= Exercise task =
Write out the material exactly, leaving every picture behind.

= Material supplied =

───

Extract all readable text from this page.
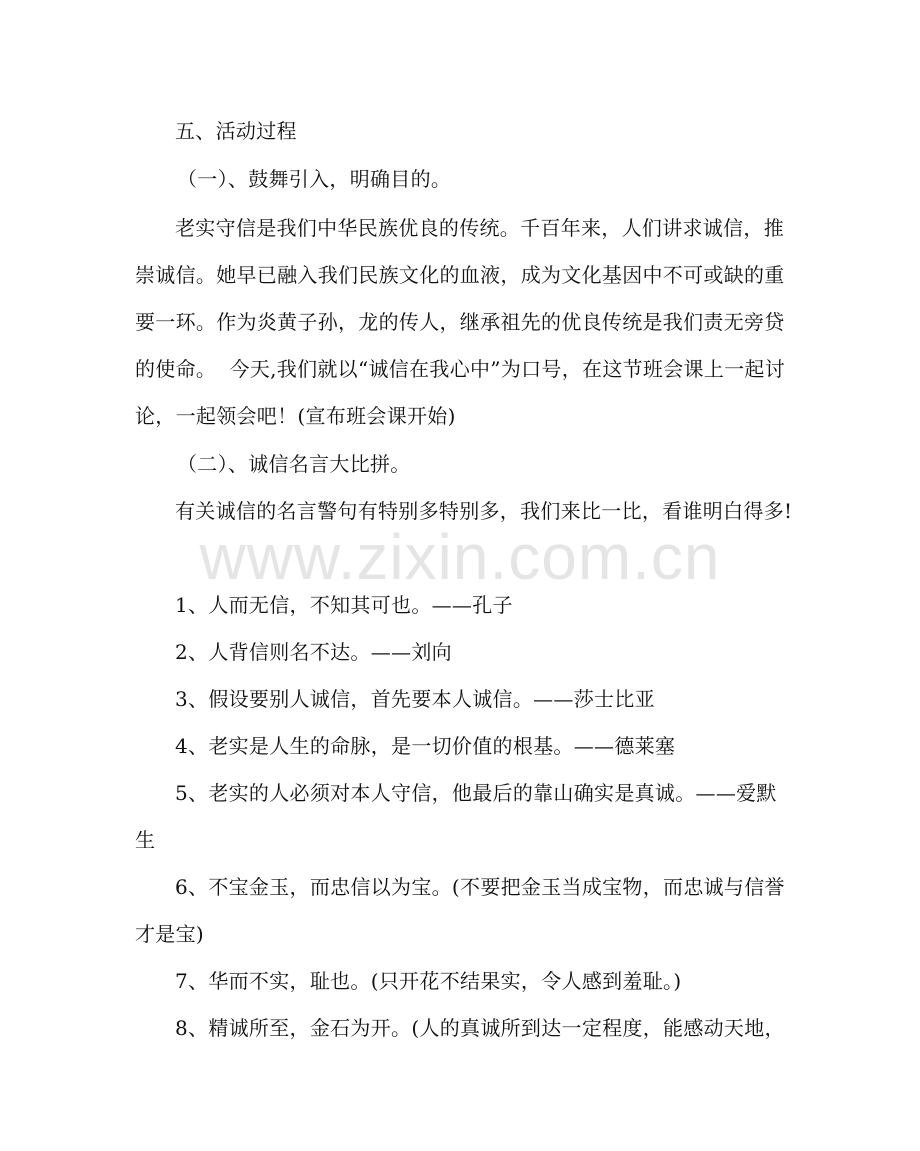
www.zixin.com.cn
五、活动过程
（一）、鼓舞引入，明确目的。
老实守信是我们中华民族优良的传统。千百年来，人们讲求诚信，推崇诚信。她早已融入我们民族文化的血液，成为文化基因中不可或缺的重要一环。作为炎黄子孙，龙的传人，继承祖先的优良传统是我们责无旁贷的使命。  今天,我们就以“诚信在我心中”为口号，在这节班会课上一起讨论，一起领会吧！(宣布班会课开始)
（二）、诚信名言大比拼。
有关诚信的名言警句有特别多特别多，我们来比一比，看谁明白得多!
1、人而无信，不知其可也。——孔子
2、人背信则名不达。——刘向
3、假设要别人诚信，首先要本人诚信。——莎士比亚
4、老实是人生的命脉，是一切价值的根基。——德莱塞
5、老实的人必须对本人守信，他最后的靠山确实是真诚。——爱默生
6、不宝金玉，而忠信以为宝。(不要把金玉当成宝物，而忠诚与信誉才是宝)
7、华而不实，耻也。(只开花不结果实，令人感到羞耻。)
8、精诚所至，金石为开。(人的真诚所到达一定程度，能感动天地，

───

= Reply to the exercise =
Extract all readable text from this page.
www.zixin.com.cn
五、活动过程
（一）、鼓舞引入，明确目的。
老实守信是我们中华民族优良的传统。千百年来，人们讲求诚信，推崇诚信。她早已融入我们民族文化的血液，成为文化基因中不可或缺的重要一环。作为炎黄子孙，龙的传人，继承祖先的优良传统是我们责无旁贷的使命。  今天,我们就以“诚信在我心中”为口号，在这节班会课上一起讨论，一起领会吧！(宣布班会课开始)
（二）、诚信名言大比拼。
有关诚信的名言警句有特别多特别多，我们来比一比，看谁明白得多!
1、人而无信，不知其可也。——孔子
2、人背信则名不达。——刘向
3、假设要别人诚信，首先要本人诚信。——莎士比亚
4、老实是人生的命脉，是一切价值的根基。——德莱塞
5、老实的人必须对本人守信，他最后的靠山确实是真诚。——爱默生
6、不宝金玉，而忠信以为宝。(不要把金玉当成宝物，而忠诚与信誉才是宝)
7、华而不实，耻也。(只开花不结果实，令人感到羞耻。)
8、精诚所至，金石为开。(人的真诚所到达一定程度，能感动天地，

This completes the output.